**Information supplied**
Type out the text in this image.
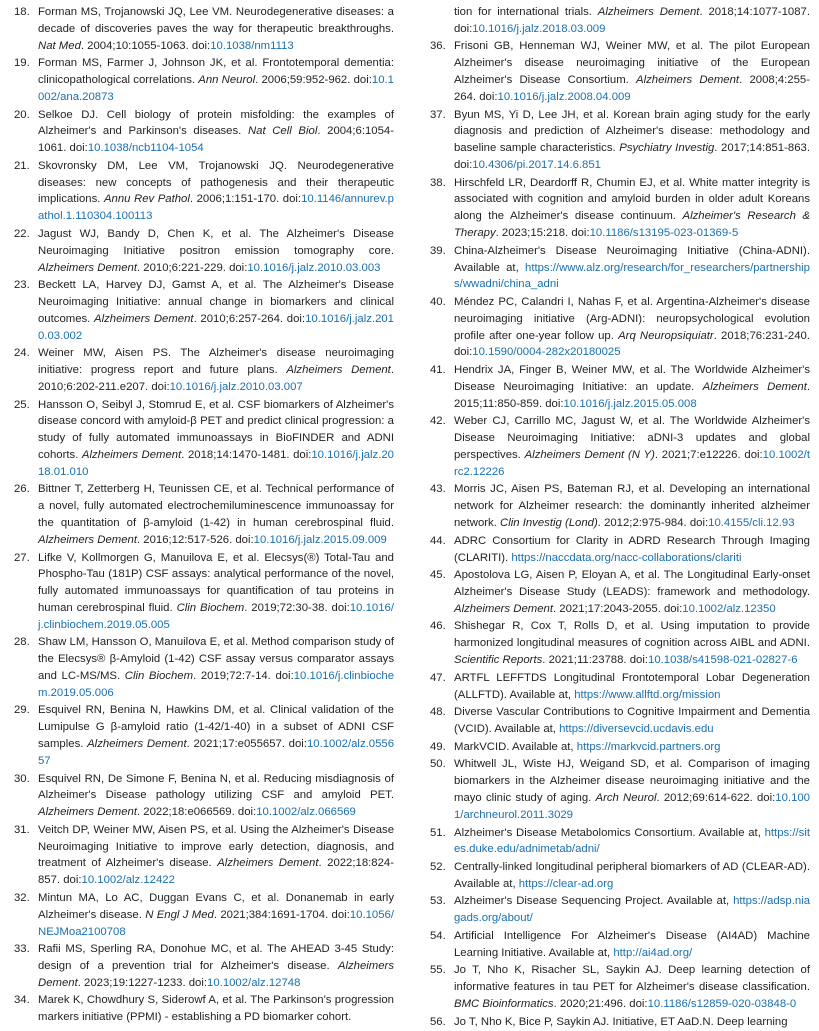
18. Forman MS, Trojanowski JQ, Lee VM. Neurodegenerative diseases: a decade of discoveries paves the way for therapeutic breakthroughs. Nat Med. 2004;10:1055-1063. doi:10.1038/nm1113
19. Forman MS, Farmer J, Johnson JK, et al. Frontotemporal dementia: clinicopathological correlations. Ann Neurol. 2006;59:952-962. doi:10.1002/ana.20873
20. Selkoe DJ. Cell biology of protein misfolding: the examples of Alzheimer's and Parkinson's diseases. Nat Cell Biol. 2004;6:1054-1061. doi:10.1038/ncb1104-1054
21. Skovronsky DM, Lee VM, Trojanowski JQ. Neurodegenerative diseases: new concepts of pathogenesis and their therapeutic implications. Annu Rev Pathol. 2006;1:151-170. doi:10.1146/annurev.pathol.1.110304.100113
22. Jagust WJ, Bandy D, Chen K, et al. The Alzheimer's Disease Neuroimaging Initiative positron emission tomography core. Alzheimers Dement. 2010;6:221-229. doi:10.1016/j.jalz.2010.03.003
23. Beckett LA, Harvey DJ, Gamst A, et al. The Alzheimer's Disease Neuroimaging Initiative: annual change in biomarkers and clinical outcomes. Alzheimers Dement. 2010;6:257-264. doi:10.1016/j.jalz.2010.03.002
24. Weiner MW, Aisen PS. The Alzheimer's disease neuroimaging initiative: progress report and future plans. Alzheimers Dement. 2010;6:202-211.e207. doi:10.1016/j.jalz.2010.03.007
25. Hansson O, Seibyl J, Stomrud E, et al. CSF biomarkers of Alzheimer's disease concord with amyloid-β PET and predict clinical progression: a study of fully automated immunoassays in BioFINDER and ADNI cohorts. Alzheimers Dement. 2018;14:1470-1481. doi:10.1016/j.jalz.2018.01.010
26. Bittner T, Zetterberg H, Teunissen CE, et al. Technical performance of a novel, fully automated electrochemiluminescence immunoassay for the quantitation of β-amyloid (1-42) in human cerebrospinal fluid. Alzheimers Dement. 2016;12:517-526. doi:10.1016/j.jalz.2015.09.009
27. Lifke V, Kollmorgen G, Manuilova E, et al. Elecsys(®) Total-Tau and Phospho-Tau (181P) CSF assays: analytical performance of the novel, fully automated immunoassays for quantification of tau proteins in human cerebrospinal fluid. Clin Biochem. 2019;72:30-38. doi:10.1016/j.clinbiochem.2019.05.005
28. Shaw LM, Hansson O, Manuilova E, et al. Method comparison study of the Elecsys® β-Amyloid (1-42) CSF assay versus comparator assays and LC-MS/MS. Clin Biochem. 2019;72:7-14. doi:10.1016/j.clinbiochem.2019.05.006
29. Esquivel RN, Benina N, Hawkins DM, et al. Clinical validation of the Lumipulse G β-amyloid ratio (1-42/1-40) in a subset of ADNI CSF samples. Alzheimers Dement. 2021;17:e055657. doi:10.1002/alz.055657
30. Esquivel RN, De Simone F, Benina N, et al. Reducing misdiagnosis of Alzheimer's Disease pathology utilizing CSF and amyloid PET. Alzheimers Dement. 2022;18:e066569. doi:10.1002/alz.066569
31. Veitch DP, Weiner MW, Aisen PS, et al. Using the Alzheimer's Disease Neuroimaging Initiative to improve early detection, diagnosis, and treatment of Alzheimer's disease. Alzheimers Dement. 2022;18:824-857. doi:10.1002/alz.12422
32. Mintun MA, Lo AC, Duggan Evans C, et al. Donanemab in early Alzheimer's disease. N Engl J Med. 2021;384:1691-1704. doi:10.1056/NEJMoa2100708
33. Rafii MS, Sperling RA, Donohue MC, et al. The AHEAD 3-45 Study: design of a prevention trial for Alzheimer's disease. Alzheimers Dement. 2023;19:1227-1233. doi:10.1002/alz.12748
34. Marek K, Chowdhury S, Siderowf A, et al. The Parkinson's progression markers initiative (PPMI) - establishing a PD biomarker cohort.
tion for international trials. Alzheimers Dement. 2018;14:1077-1087. doi:10.1016/j.jalz.2018.03.009
36. Frisoni GB, Henneman WJ, Weiner MW, et al. The pilot European Alzheimer's disease neuroimaging initiative of the European Alzheimer's Disease Consortium. Alzheimers Dement. 2008;4:255-264. doi:10.1016/j.jalz.2008.04.009
37. Byun MS, Yi D, Lee JH, et al. Korean brain aging study for the early diagnosis and prediction of Alzheimer's disease: methodology and baseline sample characteristics. Psychiatry Investig. 2017;14:851-863. doi:10.4306/pi.2017.14.6.851
38. Hirschfeld LR, Deardorff R, Chumin EJ, et al. White matter integrity is associated with cognition and amyloid burden in older adult Koreans along the Alzheimer's disease continuum. Alzheimer's Research & Therapy. 2023;15:218. doi:10.1186/s13195-023-01369-5
39. China-Alzheimer's Disease Neuroimaging Initiative (China-ADNI). Available at, https://www.alz.org/research/for_researchers/partnerships/wwadni/china_adni
40. Méndez PC, Calandri I, Nahas F, et al. Argentina-Alzheimer's disease neuroimaging initiative (Arg-ADNI): neuropsychological evolution profile after one-year follow up. Arq Neuropsiquiatr. 2018;76:231-240. doi:10.1590/0004-282x20180025
41. Hendrix JA, Finger B, Weiner MW, et al. The Worldwide Alzheimer's Disease Neuroimaging Initiative: an update. Alzheimers Dement. 2015;11:850-859. doi:10.1016/j.jalz.2015.05.008
42. Weber CJ, Carrillo MC, Jagust W, et al. The Worldwide Alzheimer's Disease Neuroimaging Initiative: aDNI-3 updates and global perspectives. Alzheimers Dement (N Y). 2021;7:e12226. doi:10.1002/trc2.12226
43. Morris JC, Aisen PS, Bateman RJ, et al. Developing an international network for Alzheimer research: the dominantly inherited alzheimer network. Clin Investig (Lond). 2012;2:975-984. doi:10.4155/cli.12.93
44. ADRC Consortium for Clarity in ADRD Research Through Imaging (CLARITI). https://naccdata.org/nacc-collaborations/clariti
45. Apostolova LG, Aisen P, Eloyan A, et al. The Longitudinal Early-onset Alzheimer's Disease Study (LEADS): framework and methodology. Alzheimers Dement. 2021;17:2043-2055. doi:10.1002/alz.12350
46. Shishegar R, Cox T, Rolls D, et al. Using imputation to provide harmonized longitudinal measures of cognition across AIBL and ADNI. Scientific Reports. 2021;11:23788. doi:10.1038/s41598-021-02827-6
47. ARTFL LEFFTDS Longitudinal Frontotemporal Lobar Degeneration (ALLFTD). Available at, https://www.allftd.org/mission
48. Diverse Vascular Contributions to Cognitive Impairment and Dementia (VCID). Available at, https://diversevcid.ucdavis.edu
49. MarkVCID. Available at, https://markvcid.partners.org
50. Whitwell JL, Wiste HJ, Weigand SD, et al. Comparison of imaging biomarkers in the Alzheimer disease neuroimaging initiative and the mayo clinic study of aging. Arch Neurol. 2012;69:614-622. doi:10.1001/archneurol.2011.3029
51. Alzheimer's Disease Metabolomics Consortium. Available at, https://sites.duke.edu/adnimetab/adni/
52. Centrally-linked longitudinal peripheral biomarkers of AD (CLEAR-AD). Available at, https://clear-ad.org
53. Alzheimer's Disease Sequencing Project. Available at, https://adsp.niagads.org/about/
54. Artificial Intelligence For Alzheimer's Disease (AI4AD) Machine Learning Initiative. Available at, http://ai4ad.org/
55. Jo T, Nho K, Risacher SL, Saykin AJ. Deep learning detection of informative features in tau PET for Alzheimer's disease classification. BMC Bioinformatics. 2020;21:496. doi:10.1186/s12859-020-03848-0
56. Jo T, Nho K, Bice P, Saykin AJ. Initiative, ET AaD.N. Deep learning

**Exercise description**
Write the records out once more, exactly as they appear, with no pictures.

**Answer to this problem**
Type out the text in this image.
18. Forman MS, Trojanowski JQ, Lee VM. Neurodegenerative diseases: a decade of discoveries paves the way for therapeutic breakthroughs. Nat Med. 2004;10:1055-1063. doi:10.1038/nm1113
19. Forman MS, Farmer J, Johnson JK, et al. Frontotemporal dementia: clinicopathological correlations. Ann Neurol. 2006;59:952-962. doi:10.1002/ana.20873
20. Selkoe DJ. Cell biology of protein misfolding: the examples of Alzheimer's and Parkinson's diseases. Nat Cell Biol. 2004;6:1054-1061. doi:10.1038/ncb1104-1054
21. Skovronsky DM, Lee VM, Trojanowski JQ. Neurodegenerative diseases: new concepts of pathogenesis and their therapeutic implications. Annu Rev Pathol. 2006;1:151-170. doi:10.1146/annurev.pathol.1.110304.100113
22. Jagust WJ, Bandy D, Chen K, et al. The Alzheimer's Disease Neuroimaging Initiative positron emission tomography core. Alzheimers Dement. 2010;6:221-229. doi:10.1016/j.jalz.2010.03.003
23. Beckett LA, Harvey DJ, Gamst A, et al. The Alzheimer's Disease Neuroimaging Initiative: annual change in biomarkers and clinical outcomes. Alzheimers Dement. 2010;6:257-264. doi:10.1016/j.jalz.2010.03.002
24. Weiner MW, Aisen PS. The Alzheimer's disease neuroimaging initiative: progress report and future plans. Alzheimers Dement. 2010;6:202-211.e207. doi:10.1016/j.jalz.2010.03.007
25. Hansson O, Seibyl J, Stomrud E, et al. CSF biomarkers of Alzheimer's disease concord with amyloid-β PET and predict clinical progression: a study of fully automated immunoassays in BioFINDER and ADNI cohorts. Alzheimers Dement. 2018;14:1470-1481. doi:10.1016/j.jalz.2018.01.010
26. Bittner T, Zetterberg H, Teunissen CE, et al. Technical performance of a novel, fully automated electrochemiluminescence immunoassay for the quantitation of β-amyloid (1-42) in human cerebrospinal fluid. Alzheimers Dement. 2016;12:517-526. doi:10.1016/j.jalz.2015.09.009
27. Lifke V, Kollmorgen G, Manuilova E, et al. Elecsys(®) Total-Tau and Phospho-Tau (181P) CSF assays: analytical performance of the novel, fully automated immunoassays for quantification of tau proteins in human cerebrospinal fluid. Clin Biochem. 2019;72:30-38. doi:10.1016/j.clinbiochem.2019.05.005
28. Shaw LM, Hansson O, Manuilova E, et al. Method comparison study of the Elecsys® β-Amyloid (1-42) CSF assay versus comparator assays and LC-MS/MS. Clin Biochem. 2019;72:7-14. doi:10.1016/j.clinbiochem.2019.05.006
29. Esquivel RN, Benina N, Hawkins DM, et al. Clinical validation of the Lumipulse G β-amyloid ratio (1-42/1-40) in a subset of ADNI CSF samples. Alzheimers Dement. 2021;17:e055657. doi:10.1002/alz.055657
30. Esquivel RN, De Simone F, Benina N, et al. Reducing misdiagnosis of Alzheimer's Disease pathology utilizing CSF and amyloid PET. Alzheimers Dement. 2022;18:e066569. doi:10.1002/alz.066569
31. Veitch DP, Weiner MW, Aisen PS, et al. Using the Alzheimer's Disease Neuroimaging Initiative to improve early detection, diagnosis, and treatment of Alzheimer's disease. Alzheimers Dement. 2022;18:824-857. doi:10.1002/alz.12422
32. Mintun MA, Lo AC, Duggan Evans C, et al. Donanemab in early Alzheimer's disease. N Engl J Med. 2021;384:1691-1704. doi:10.1056/NEJMoa2100708
33. Rafii MS, Sperling RA, Donohue MC, et al. The AHEAD 3-45 Study: design of a prevention trial for Alzheimer's disease. Alzheimers Dement. 2023;19:1227-1233. doi:10.1002/alz.12748
34. Marek K, Chowdhury S, Siderowf A, et al. The Parkinson's progression markers initiative (PPMI) - establishing a PD biomarker cohort.
tion for international trials. Alzheimers Dement. 2018;14:1077-1087. doi:10.1016/j.jalz.2018.03.009
36. Frisoni GB, Henneman WJ, Weiner MW, et al. The pilot European Alzheimer's disease neuroimaging initiative of the European Alzheimer's Disease Consortium. Alzheimers Dement. 2008;4:255-264. doi:10.1016/j.jalz.2008.04.009
37. Byun MS, Yi D, Lee JH, et al. Korean brain aging study for the early diagnosis and prediction of Alzheimer's disease: methodology and baseline sample characteristics. Psychiatry Investig. 2017;14:851-863. doi:10.4306/pi.2017.14.6.851
38. Hirschfeld LR, Deardorff R, Chumin EJ, et al. White matter integrity is associated with cognition and amyloid burden in older adult Koreans along the Alzheimer's disease continuum. Alzheimer's Research & Therapy. 2023;15:218. doi:10.1186/s13195-023-01369-5
39. China-Alzheimer's Disease Neuroimaging Initiative (China-ADNI). Available at, https://www.alz.org/research/for_researchers/partnerships/wwadni/china_adni
40. Méndez PC, Calandri I, Nahas F, et al. Argentina-Alzheimer's disease neuroimaging initiative (Arg-ADNI): neuropsychological evolution profile after one-year follow up. Arq Neuropsiquiatr. 2018;76:231-240. doi:10.1590/0004-282x20180025
41. Hendrix JA, Finger B, Weiner MW, et al. The Worldwide Alzheimer's Disease Neuroimaging Initiative: an update. Alzheimers Dement. 2015;11:850-859. doi:10.1016/j.jalz.2015.05.008
42. Weber CJ, Carrillo MC, Jagust W, et al. The Worldwide Alzheimer's Disease Neuroimaging Initiative: aDNI-3 updates and global perspectives. Alzheimers Dement (N Y). 2021;7:e12226. doi:10.1002/trc2.12226
43. Morris JC, Aisen PS, Bateman RJ, et al. Developing an international network for Alzheimer research: the dominantly inherited alzheimer network. Clin Investig (Lond). 2012;2:975-984. doi:10.4155/cli.12.93
44. ADRC Consortium for Clarity in ADRD Research Through Imaging (CLARITI). https://naccdata.org/nacc-collaborations/clariti
45. Apostolova LG, Aisen P, Eloyan A, et al. The Longitudinal Early-onset Alzheimer's Disease Study (LEADS): framework and methodology. Alzheimers Dement. 2021;17:2043-2055. doi:10.1002/alz.12350
46. Shishegar R, Cox T, Rolls D, et al. Using imputation to provide harmonized longitudinal measures of cognition across AIBL and ADNI. Scientific Reports. 2021;11:23788. doi:10.1038/s41598-021-02827-6
47. ARTFL LEFFTDS Longitudinal Frontotemporal Lobar Degeneration (ALLFTD). Available at, https://www.allftd.org/mission
48. Diverse Vascular Contributions to Cognitive Impairment and Dementia (VCID). Available at, https://diversevcid.ucdavis.edu
49. MarkVCID. Available at, https://markvcid.partners.org
50. Whitwell JL, Wiste HJ, Weigand SD, et al. Comparison of imaging biomarkers in the Alzheimer disease neuroimaging initiative and the mayo clinic study of aging. Arch Neurol. 2012;69:614-622. doi:10.1001/archneurol.2011.3029
51. Alzheimer's Disease Metabolomics Consortium. Available at, https://sites.duke.edu/adnimetab/adni/
52. Centrally-linked longitudinal peripheral biomarkers of AD (CLEAR-AD). Available at, https://clear-ad.org
53. Alzheimer's Disease Sequencing Project. Available at, https://adsp.niagads.org/about/
54. Artificial Intelligence For Alzheimer's Disease (AI4AD) Machine Learning Initiative. Available at, http://ai4ad.org/
55. Jo T, Nho K, Risacher SL, Saykin AJ. Deep learning detection of informative features in tau PET for Alzheimer's disease classification. BMC Bioinformatics. 2020;21:496. doi:10.1186/s12859-020-03848-0
56. Jo T, Nho K, Bice P, Saykin AJ. Initiative, ET AaD.N. Deep learning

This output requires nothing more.